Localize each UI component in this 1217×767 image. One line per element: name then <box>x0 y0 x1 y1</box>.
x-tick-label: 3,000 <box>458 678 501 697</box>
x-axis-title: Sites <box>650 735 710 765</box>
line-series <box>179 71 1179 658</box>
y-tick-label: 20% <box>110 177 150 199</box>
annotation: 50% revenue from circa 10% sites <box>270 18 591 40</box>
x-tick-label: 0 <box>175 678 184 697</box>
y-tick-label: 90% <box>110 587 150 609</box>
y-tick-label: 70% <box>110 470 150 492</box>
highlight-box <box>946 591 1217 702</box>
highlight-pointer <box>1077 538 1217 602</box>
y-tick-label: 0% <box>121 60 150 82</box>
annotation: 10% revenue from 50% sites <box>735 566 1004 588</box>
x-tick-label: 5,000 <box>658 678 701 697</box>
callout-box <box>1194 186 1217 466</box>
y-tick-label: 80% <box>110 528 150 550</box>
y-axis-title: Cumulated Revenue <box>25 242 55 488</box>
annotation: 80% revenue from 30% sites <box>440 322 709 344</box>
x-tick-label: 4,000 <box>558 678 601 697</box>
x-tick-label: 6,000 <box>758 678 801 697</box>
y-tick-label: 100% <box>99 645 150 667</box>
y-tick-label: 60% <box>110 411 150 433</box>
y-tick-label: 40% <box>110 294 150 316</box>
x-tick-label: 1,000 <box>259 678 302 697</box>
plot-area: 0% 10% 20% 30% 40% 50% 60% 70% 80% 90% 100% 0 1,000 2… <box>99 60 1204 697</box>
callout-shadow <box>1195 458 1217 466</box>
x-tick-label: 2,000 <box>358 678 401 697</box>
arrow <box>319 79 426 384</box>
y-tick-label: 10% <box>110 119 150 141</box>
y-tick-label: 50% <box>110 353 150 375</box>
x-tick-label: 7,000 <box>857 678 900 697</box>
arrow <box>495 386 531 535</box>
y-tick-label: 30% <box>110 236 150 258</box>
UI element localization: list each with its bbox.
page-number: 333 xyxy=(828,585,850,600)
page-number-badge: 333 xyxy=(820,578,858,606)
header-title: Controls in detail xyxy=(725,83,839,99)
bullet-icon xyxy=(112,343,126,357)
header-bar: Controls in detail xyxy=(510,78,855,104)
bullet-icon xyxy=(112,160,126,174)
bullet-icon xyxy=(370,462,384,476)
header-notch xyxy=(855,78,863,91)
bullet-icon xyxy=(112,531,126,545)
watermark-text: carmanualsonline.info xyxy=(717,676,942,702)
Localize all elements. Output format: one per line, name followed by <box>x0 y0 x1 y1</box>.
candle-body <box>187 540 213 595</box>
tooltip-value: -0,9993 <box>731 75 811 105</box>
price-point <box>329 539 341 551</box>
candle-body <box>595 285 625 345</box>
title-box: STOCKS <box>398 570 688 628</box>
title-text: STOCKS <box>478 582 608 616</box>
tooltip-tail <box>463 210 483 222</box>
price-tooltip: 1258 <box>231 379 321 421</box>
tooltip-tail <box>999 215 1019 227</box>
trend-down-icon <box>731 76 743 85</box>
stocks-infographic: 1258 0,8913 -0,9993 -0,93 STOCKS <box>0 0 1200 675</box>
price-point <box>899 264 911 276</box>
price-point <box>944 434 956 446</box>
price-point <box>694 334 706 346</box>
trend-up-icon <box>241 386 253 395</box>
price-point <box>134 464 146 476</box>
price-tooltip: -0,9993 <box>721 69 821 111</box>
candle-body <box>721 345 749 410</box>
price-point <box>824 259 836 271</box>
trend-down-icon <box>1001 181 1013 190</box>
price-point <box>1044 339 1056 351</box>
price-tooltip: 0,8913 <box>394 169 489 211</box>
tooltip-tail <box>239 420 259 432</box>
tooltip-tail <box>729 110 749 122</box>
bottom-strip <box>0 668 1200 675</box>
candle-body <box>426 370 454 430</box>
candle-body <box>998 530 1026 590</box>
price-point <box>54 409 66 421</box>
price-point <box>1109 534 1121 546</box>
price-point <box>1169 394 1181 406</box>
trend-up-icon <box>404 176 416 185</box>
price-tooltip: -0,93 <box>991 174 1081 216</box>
● ● ● ● ●
## DIRECTIONS
Please reproduce all of the data above, replacing every "price-tooltip" with "value-tooltip" and leaving everything else unchanged.

## PROBLEM SOLUTION
Localize each UI component in this 1217×767 image. One line per element: name then <box>x0 y0 x1 y1</box>.
x-tick-label: 3,000 <box>458 678 501 697</box>
x-axis-title: Sites <box>650 735 710 765</box>
line-series <box>179 71 1179 658</box>
y-tick-label: 20% <box>110 177 150 199</box>
annotation: 50% revenue from circa 10% sites <box>270 18 591 40</box>
x-tick-label: 0 <box>175 678 184 697</box>
y-tick-label: 90% <box>110 587 150 609</box>
y-tick-label: 70% <box>110 470 150 492</box>
highlight-box <box>946 591 1217 702</box>
highlight-pointer <box>1077 538 1217 602</box>
y-tick-label: 0% <box>121 60 150 82</box>
annotation: 10% revenue from 50% sites <box>735 566 1004 588</box>
x-tick-label: 5,000 <box>658 678 701 697</box>
callout-box <box>1194 186 1217 466</box>
y-tick-label: 80% <box>110 528 150 550</box>
y-axis-title: Cumulated Revenue <box>25 242 55 488</box>
annotation: 80% revenue from 30% sites <box>440 322 709 344</box>
x-tick-label: 4,000 <box>558 678 601 697</box>
x-tick-label: 6,000 <box>758 678 801 697</box>
y-tick-label: 100% <box>99 645 150 667</box>
y-tick-label: 60% <box>110 411 150 433</box>
y-tick-label: 40% <box>110 294 150 316</box>
x-tick-label: 1,000 <box>259 678 302 697</box>
plot-area: 0% 10% 20% 30% 40% 50% 60% 70% 80% 90% 100% 0 1,000 2… <box>99 60 1204 697</box>
callout-shadow <box>1195 458 1217 466</box>
x-tick-label: 2,000 <box>358 678 401 697</box>
arrow <box>319 79 426 384</box>
y-tick-label: 10% <box>110 119 150 141</box>
y-tick-label: 50% <box>110 353 150 375</box>
x-tick-label: 7,000 <box>857 678 900 697</box>
arrow <box>495 386 531 535</box>
y-tick-label: 30% <box>110 236 150 258</box>
UI element localization: list each with its bbox.
page-number: 333 xyxy=(828,585,850,600)
page-number-badge: 333 xyxy=(820,578,858,606)
header-title: Controls in detail xyxy=(725,83,839,99)
bullet-icon xyxy=(112,343,126,357)
header-bar: Controls in detail xyxy=(510,78,855,104)
bullet-icon xyxy=(112,160,126,174)
bullet-icon xyxy=(370,462,384,476)
header-notch xyxy=(855,78,863,91)
bullet-icon xyxy=(112,531,126,545)
watermark-text: carmanualsonline.info xyxy=(717,676,942,702)
Localize all elements. Output format: one per line, name followed by <box>x0 y0 x1 y1</box>.
candle-body <box>187 540 213 595</box>
tooltip-value: -0,9993 <box>731 75 811 105</box>
price-point <box>329 539 341 551</box>
candle-body <box>595 285 625 345</box>
title-box: STOCKS <box>398 570 688 628</box>
title-text: STOCKS <box>478 582 608 616</box>
tooltip-tail <box>463 210 483 222</box>
value-tooltip: 1258 <box>231 379 321 421</box>
tooltip-tail <box>999 215 1019 227</box>
trend-down-icon <box>731 76 743 85</box>
stocks-infographic: 1258 0,8913 -0,9993 -0,93 STOCKS <box>0 0 1200 675</box>
price-point <box>899 264 911 276</box>
price-point <box>944 434 956 446</box>
price-point <box>694 334 706 346</box>
trend-up-icon <box>241 386 253 395</box>
price-point <box>134 464 146 476</box>
value-tooltip: -0,9993 <box>721 69 821 111</box>
candle-body <box>721 345 749 410</box>
price-point <box>824 259 836 271</box>
trend-down-icon <box>1001 181 1013 190</box>
price-point <box>1044 339 1056 351</box>
value-tooltip: 0,8913 <box>394 169 489 211</box>
tooltip-tail <box>239 420 259 432</box>
tooltip-tail <box>729 110 749 122</box>
bottom-strip <box>0 668 1200 675</box>
candle-body <box>426 370 454 430</box>
candle-body <box>998 530 1026 590</box>
price-point <box>54 409 66 421</box>
price-point <box>1109 534 1121 546</box>
price-point <box>1169 394 1181 406</box>
trend-up-icon <box>404 176 416 185</box>
value-tooltip: -0,93 <box>991 174 1081 216</box>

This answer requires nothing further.